◆ **EXERCISE PROMPT**
Transcribe the material in full. Nothing should differ except that the pictures are left out.

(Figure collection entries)

------------------------

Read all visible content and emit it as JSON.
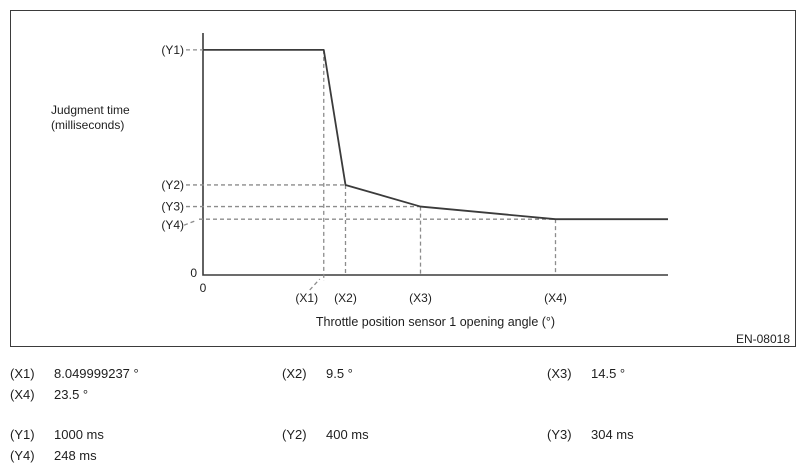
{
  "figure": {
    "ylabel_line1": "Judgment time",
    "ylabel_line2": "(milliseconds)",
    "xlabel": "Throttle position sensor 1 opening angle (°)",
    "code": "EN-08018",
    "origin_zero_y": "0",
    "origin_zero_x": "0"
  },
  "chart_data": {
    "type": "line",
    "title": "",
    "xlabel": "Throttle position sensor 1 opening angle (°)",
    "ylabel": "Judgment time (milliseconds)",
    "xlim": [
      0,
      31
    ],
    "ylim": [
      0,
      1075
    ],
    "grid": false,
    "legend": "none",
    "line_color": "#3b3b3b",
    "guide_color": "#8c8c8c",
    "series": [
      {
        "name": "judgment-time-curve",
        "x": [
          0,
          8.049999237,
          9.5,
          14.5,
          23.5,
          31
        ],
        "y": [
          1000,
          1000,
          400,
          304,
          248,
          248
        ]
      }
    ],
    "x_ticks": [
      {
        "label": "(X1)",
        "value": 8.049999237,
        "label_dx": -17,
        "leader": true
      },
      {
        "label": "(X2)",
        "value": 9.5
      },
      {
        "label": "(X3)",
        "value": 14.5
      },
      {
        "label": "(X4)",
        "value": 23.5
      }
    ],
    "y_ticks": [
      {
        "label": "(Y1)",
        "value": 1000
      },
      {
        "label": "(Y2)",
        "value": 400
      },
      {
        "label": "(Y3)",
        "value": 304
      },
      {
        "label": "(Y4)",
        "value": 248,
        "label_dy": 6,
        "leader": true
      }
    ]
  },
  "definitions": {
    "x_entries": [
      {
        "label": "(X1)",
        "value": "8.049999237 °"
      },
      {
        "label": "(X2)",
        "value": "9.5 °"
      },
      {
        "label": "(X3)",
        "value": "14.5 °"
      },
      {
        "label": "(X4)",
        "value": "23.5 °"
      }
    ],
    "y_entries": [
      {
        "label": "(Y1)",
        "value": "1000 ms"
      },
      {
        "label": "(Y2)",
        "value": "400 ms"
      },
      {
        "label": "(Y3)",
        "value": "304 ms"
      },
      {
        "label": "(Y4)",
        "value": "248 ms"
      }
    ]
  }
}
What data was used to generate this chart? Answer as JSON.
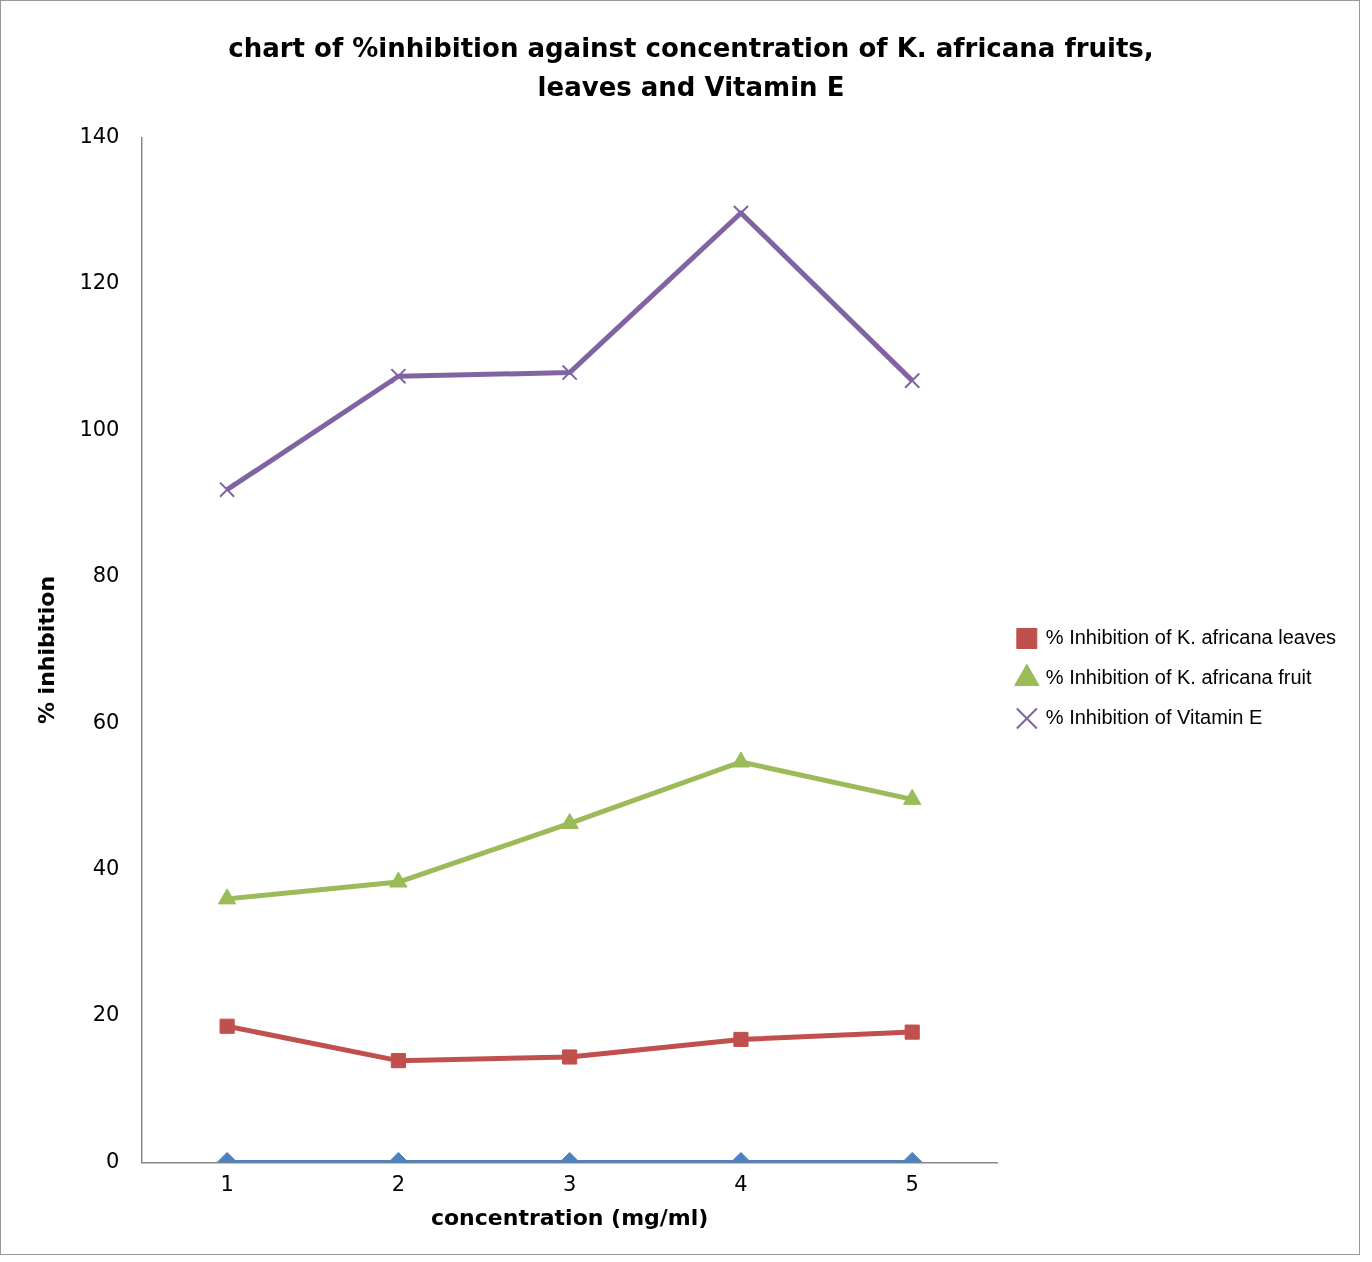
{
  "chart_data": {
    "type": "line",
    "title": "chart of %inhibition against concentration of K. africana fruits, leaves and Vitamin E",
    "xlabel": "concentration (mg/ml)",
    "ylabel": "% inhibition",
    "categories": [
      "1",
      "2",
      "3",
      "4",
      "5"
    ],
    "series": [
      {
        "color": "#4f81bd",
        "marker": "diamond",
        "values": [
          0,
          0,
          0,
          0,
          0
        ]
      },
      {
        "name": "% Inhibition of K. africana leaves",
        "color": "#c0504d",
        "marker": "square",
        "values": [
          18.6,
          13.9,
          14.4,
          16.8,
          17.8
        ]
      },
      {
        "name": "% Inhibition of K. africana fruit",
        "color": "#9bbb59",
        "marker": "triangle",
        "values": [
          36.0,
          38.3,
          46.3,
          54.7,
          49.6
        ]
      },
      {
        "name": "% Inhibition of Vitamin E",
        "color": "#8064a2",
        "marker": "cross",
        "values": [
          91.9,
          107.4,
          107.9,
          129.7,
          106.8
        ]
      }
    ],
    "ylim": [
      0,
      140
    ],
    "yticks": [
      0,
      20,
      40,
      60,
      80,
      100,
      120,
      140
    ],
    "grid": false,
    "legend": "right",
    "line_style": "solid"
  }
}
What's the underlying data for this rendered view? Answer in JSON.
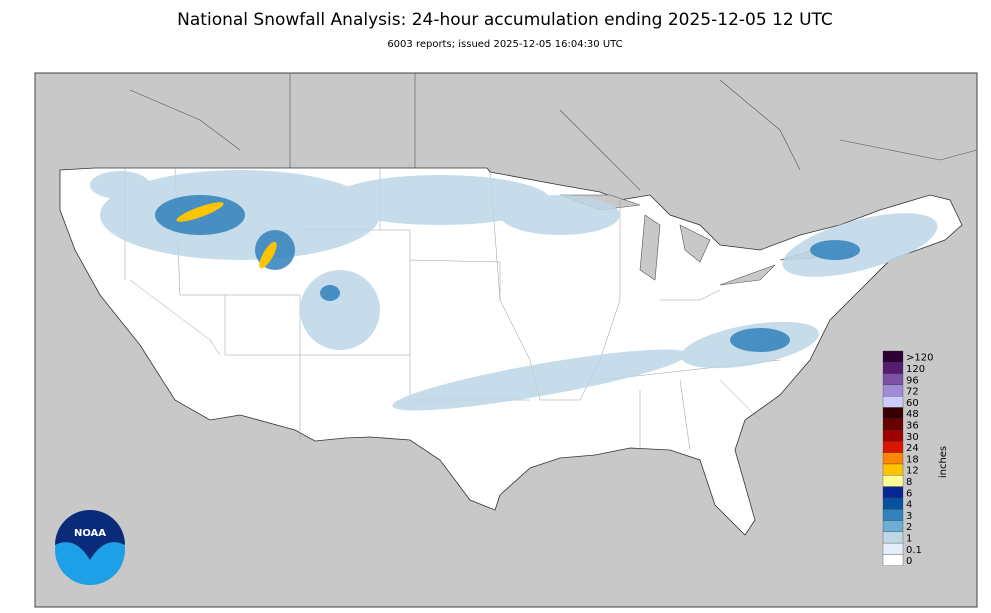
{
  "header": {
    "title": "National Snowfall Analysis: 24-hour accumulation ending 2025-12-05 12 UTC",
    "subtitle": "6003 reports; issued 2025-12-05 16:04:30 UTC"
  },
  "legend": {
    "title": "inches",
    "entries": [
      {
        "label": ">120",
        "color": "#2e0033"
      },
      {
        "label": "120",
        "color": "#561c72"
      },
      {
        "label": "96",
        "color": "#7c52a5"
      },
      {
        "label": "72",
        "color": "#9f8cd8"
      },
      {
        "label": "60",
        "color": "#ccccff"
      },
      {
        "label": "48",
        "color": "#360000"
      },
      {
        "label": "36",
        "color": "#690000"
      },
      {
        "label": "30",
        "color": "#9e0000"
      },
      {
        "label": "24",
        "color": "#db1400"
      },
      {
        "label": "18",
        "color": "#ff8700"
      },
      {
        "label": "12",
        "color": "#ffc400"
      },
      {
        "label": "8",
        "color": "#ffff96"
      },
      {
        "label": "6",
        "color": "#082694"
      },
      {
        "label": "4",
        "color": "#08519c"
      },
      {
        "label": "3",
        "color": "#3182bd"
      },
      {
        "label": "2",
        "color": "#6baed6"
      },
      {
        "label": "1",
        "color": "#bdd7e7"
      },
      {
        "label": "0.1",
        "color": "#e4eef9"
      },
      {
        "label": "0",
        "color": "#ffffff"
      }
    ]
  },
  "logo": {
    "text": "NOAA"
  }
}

------------------------

◆ **RESPONSE**
Read all visible content and emit it as JSON.
{
  "figure": {
    "ylabel_line1": "Judgment time",
    "ylabel_line2": "(milliseconds)",
    "xlabel": "Throttle position sensor 1 opening angle (°)",
    "code": "EN-08018",
    "origin_zero_y": "0",
    "origin_zero_x": "0"
  },
  "chart_data": {
    "type": "line",
    "title": "",
    "xlabel": "Throttle position sensor 1 opening angle (°)",
    "ylabel": "Judgment time (milliseconds)",
    "xlim": [
      0,
      31
    ],
    "ylim": [
      0,
      1075
    ],
    "grid": false,
    "legend": "none",
    "line_color": "#3b3b3b",
    "guide_color": "#8c8c8c",
    "series": [
      {
        "name": "judgment-time-curve",
        "x": [
          0,
          8.049999237,
          9.5,
          14.5,
          23.5,
          31
        ],
        "y": [
          1000,
          1000,
          400,
          304,
          248,
          248
        ]
      }
    ],
    "x_ticks": [
      {
        "label": "(X1)",
        "value": 8.049999237,
        "label_dx": -17,
        "leader": true
      },
      {
        "label": "(X2)",
        "value": 9.5
      },
      {
        "label": "(X3)",
        "value": 14.5
      },
      {
        "label": "(X4)",
        "value": 23.5
      }
    ],
    "y_ticks": [
      {
        "label": "(Y1)",
        "value": 1000
      },
      {
        "label": "(Y2)",
        "value": 400
      },
      {
        "label": "(Y3)",
        "value": 304
      },
      {
        "label": "(Y4)",
        "value": 248,
        "label_dy": 6,
        "leader": true
      }
    ]
  },
  "definitions": {
    "x_entries": [
      {
        "label": "(X1)",
        "value": "8.049999237 °"
      },
      {
        "label": "(X2)",
        "value": "9.5 °"
      },
      {
        "label": "(X3)",
        "value": "14.5 °"
      },
      {
        "label": "(X4)",
        "value": "23.5 °"
      }
    ],
    "y_entries": [
      {
        "label": "(Y1)",
        "value": "1000 ms"
      },
      {
        "label": "(Y2)",
        "value": "400 ms"
      },
      {
        "label": "(Y3)",
        "value": "304 ms"
      },
      {
        "label": "(Y4)",
        "value": "248 ms"
      }
    ]
  }
}
What data was used to generate this chart? Answer as JSON.
{
  "chart_data": {
    "type": "line",
    "title": "chart of %inhibition against concentration of K. africana fruits, leaves and Vitamin E",
    "xlabel": "concentration (mg/ml)",
    "ylabel": "% inhibition",
    "categories": [
      "1",
      "2",
      "3",
      "4",
      "5"
    ],
    "series": [
      {
        "color": "#4f81bd",
        "marker": "diamond",
        "values": [
          0,
          0,
          0,
          0,
          0
        ]
      },
      {
        "name": "% Inhibition of K. africana leaves",
        "color": "#c0504d",
        "marker": "square",
        "values": [
          18.6,
          13.9,
          14.4,
          16.8,
          17.8
        ]
      },
      {
        "name": "% Inhibition of K. africana fruit",
        "color": "#9bbb59",
        "marker": "triangle",
        "values": [
          36.0,
          38.3,
          46.3,
          54.7,
          49.6
        ]
      },
      {
        "name": "% Inhibition of Vitamin E",
        "color": "#8064a2",
        "marker": "cross",
        "values": [
          91.9,
          107.4,
          107.9,
          129.7,
          106.8
        ]
      }
    ],
    "ylim": [
      0,
      140
    ],
    "yticks": [
      0,
      20,
      40,
      60,
      80,
      100,
      120,
      140
    ],
    "grid": false,
    "legend": "right",
    "line_style": "solid"
  }
}
What's the underlying data for this rendered view? Answer in JSON.
{
  "header": {
    "title": "National Snowfall Analysis: 24-hour accumulation ending 2025-12-05 12 UTC",
    "subtitle": "6003 reports; issued 2025-12-05 16:04:30 UTC"
  },
  "legend": {
    "title": "inches",
    "entries": [
      {
        "label": ">120",
        "color": "#2e0033"
      },
      {
        "label": "120",
        "color": "#561c72"
      },
      {
        "label": "96",
        "color": "#7c52a5"
      },
      {
        "label": "72",
        "color": "#9f8cd8"
      },
      {
        "label": "60",
        "color": "#ccccff"
      },
      {
        "label": "48",
        "color": "#360000"
      },
      {
        "label": "36",
        "color": "#690000"
      },
      {
        "label": "30",
        "color": "#9e0000"
      },
      {
        "label": "24",
        "color": "#db1400"
      },
      {
        "label": "18",
        "color": "#ff8700"
      },
      {
        "label": "12",
        "color": "#ffc400"
      },
      {
        "label": "8",
        "color": "#ffff96"
      },
      {
        "label": "6",
        "color": "#082694"
      },
      {
        "label": "4",
        "color": "#08519c"
      },
      {
        "label": "3",
        "color": "#3182bd"
      },
      {
        "label": "2",
        "color": "#6baed6"
      },
      {
        "label": "1",
        "color": "#bdd7e7"
      },
      {
        "label": "0.1",
        "color": "#e4eef9"
      },
      {
        "label": "0",
        "color": "#ffffff"
      }
    ]
  },
  "logo": {
    "text": "NOAA"
  }
}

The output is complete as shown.